__Work instructions__: In the data that follows, count the lines in which the word "Cured" occurs, and report that figure alone.

--- Information provided ---

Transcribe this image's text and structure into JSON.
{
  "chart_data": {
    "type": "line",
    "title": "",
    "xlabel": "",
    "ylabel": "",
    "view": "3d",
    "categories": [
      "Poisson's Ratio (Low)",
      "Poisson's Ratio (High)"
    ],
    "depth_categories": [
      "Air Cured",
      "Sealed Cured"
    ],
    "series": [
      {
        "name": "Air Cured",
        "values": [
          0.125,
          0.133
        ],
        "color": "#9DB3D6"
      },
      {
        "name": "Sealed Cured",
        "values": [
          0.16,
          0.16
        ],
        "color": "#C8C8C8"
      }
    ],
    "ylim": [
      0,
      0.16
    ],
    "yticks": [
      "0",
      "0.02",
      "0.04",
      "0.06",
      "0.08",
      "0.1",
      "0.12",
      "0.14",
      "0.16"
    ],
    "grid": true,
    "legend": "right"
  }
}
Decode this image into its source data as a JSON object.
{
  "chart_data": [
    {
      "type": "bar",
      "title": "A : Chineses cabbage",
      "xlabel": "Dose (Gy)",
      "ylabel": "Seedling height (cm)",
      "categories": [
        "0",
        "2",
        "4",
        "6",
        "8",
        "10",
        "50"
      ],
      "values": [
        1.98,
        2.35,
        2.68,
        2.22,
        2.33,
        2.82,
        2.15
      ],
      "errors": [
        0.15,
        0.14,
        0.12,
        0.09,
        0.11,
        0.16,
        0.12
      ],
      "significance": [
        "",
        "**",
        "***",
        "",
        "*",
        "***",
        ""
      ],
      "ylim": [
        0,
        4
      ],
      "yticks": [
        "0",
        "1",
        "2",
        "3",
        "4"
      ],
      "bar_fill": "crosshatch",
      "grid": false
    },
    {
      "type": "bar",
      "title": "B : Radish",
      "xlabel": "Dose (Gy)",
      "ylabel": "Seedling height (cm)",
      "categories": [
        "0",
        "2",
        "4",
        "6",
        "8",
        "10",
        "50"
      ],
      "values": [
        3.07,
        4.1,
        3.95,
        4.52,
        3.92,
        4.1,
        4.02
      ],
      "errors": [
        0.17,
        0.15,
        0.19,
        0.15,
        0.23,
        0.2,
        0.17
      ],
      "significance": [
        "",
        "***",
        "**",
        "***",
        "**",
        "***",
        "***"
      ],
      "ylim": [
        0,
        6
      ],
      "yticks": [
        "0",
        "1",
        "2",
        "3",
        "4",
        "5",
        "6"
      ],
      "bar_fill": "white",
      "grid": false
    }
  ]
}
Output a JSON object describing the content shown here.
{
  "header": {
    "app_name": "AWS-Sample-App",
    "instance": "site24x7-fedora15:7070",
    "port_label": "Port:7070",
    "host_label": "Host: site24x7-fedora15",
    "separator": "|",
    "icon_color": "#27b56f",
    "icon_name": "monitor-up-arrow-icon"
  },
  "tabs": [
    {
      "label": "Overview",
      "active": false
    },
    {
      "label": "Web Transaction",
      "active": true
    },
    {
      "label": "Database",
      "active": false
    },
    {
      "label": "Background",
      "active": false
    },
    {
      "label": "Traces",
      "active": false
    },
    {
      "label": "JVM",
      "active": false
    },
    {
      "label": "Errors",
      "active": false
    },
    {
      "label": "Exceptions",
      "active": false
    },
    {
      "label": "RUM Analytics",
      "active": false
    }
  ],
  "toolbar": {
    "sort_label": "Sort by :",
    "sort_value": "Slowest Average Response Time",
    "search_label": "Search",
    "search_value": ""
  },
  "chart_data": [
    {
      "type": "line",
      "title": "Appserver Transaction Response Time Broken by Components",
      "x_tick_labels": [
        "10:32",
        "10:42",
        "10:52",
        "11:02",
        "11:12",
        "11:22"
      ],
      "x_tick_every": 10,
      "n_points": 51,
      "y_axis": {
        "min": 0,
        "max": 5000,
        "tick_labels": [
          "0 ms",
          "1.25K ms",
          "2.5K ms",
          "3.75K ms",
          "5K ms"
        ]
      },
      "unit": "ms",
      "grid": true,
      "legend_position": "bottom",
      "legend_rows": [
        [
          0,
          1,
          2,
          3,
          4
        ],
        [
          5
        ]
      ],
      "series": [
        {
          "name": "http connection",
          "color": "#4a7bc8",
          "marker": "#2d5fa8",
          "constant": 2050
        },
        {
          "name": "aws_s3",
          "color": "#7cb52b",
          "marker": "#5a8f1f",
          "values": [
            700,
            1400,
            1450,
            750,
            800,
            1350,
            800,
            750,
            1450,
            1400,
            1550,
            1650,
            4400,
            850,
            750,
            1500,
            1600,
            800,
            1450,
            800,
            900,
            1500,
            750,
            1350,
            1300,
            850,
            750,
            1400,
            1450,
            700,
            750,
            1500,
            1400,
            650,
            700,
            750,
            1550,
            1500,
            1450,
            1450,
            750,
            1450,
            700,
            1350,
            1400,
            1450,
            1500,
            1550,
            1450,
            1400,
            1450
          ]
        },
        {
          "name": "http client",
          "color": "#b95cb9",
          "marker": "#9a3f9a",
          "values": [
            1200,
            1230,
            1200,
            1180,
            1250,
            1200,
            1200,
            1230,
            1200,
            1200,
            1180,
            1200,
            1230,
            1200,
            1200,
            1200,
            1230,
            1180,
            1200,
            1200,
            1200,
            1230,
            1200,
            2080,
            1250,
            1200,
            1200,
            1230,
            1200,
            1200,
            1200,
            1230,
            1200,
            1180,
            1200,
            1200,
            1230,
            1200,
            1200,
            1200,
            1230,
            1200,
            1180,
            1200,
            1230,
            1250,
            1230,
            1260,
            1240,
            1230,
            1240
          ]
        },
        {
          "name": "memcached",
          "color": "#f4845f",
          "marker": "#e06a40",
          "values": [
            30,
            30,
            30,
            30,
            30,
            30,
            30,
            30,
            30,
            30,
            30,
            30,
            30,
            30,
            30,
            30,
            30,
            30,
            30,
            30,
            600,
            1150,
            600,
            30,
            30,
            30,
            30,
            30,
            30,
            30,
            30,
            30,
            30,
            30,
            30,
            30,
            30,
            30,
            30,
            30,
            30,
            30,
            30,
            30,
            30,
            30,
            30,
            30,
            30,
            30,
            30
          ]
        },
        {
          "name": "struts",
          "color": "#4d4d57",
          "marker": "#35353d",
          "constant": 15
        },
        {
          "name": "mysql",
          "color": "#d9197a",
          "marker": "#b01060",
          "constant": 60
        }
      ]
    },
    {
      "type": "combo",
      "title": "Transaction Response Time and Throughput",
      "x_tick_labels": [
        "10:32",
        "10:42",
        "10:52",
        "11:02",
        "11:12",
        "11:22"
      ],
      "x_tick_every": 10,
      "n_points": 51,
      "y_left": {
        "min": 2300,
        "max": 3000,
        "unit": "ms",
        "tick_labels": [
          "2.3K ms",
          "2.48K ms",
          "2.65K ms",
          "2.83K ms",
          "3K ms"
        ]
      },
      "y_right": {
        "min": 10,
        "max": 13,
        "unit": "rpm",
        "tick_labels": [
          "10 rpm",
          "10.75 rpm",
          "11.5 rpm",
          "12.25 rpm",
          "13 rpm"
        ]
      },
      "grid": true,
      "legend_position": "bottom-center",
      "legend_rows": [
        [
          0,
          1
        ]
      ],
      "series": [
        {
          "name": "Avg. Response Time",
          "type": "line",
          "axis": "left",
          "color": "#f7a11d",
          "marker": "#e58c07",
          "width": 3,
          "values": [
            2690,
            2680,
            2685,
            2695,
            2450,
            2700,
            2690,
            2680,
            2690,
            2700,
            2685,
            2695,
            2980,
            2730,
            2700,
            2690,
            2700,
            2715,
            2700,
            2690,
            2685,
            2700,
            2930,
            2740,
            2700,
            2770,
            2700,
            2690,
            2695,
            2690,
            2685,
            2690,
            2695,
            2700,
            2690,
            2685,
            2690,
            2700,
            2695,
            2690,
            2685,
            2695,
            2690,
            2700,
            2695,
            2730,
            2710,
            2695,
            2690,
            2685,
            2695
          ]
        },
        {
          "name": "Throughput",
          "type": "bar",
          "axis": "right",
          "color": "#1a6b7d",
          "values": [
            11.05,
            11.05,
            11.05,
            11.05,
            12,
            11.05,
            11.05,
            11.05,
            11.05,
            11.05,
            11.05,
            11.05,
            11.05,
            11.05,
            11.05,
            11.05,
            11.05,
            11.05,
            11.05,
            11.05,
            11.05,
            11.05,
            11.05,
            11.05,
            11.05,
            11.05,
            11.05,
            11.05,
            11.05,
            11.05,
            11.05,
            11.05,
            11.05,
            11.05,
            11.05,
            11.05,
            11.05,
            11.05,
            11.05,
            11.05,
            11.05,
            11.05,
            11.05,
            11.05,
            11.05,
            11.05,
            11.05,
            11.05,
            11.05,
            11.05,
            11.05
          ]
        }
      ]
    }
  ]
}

---

__Response__: 4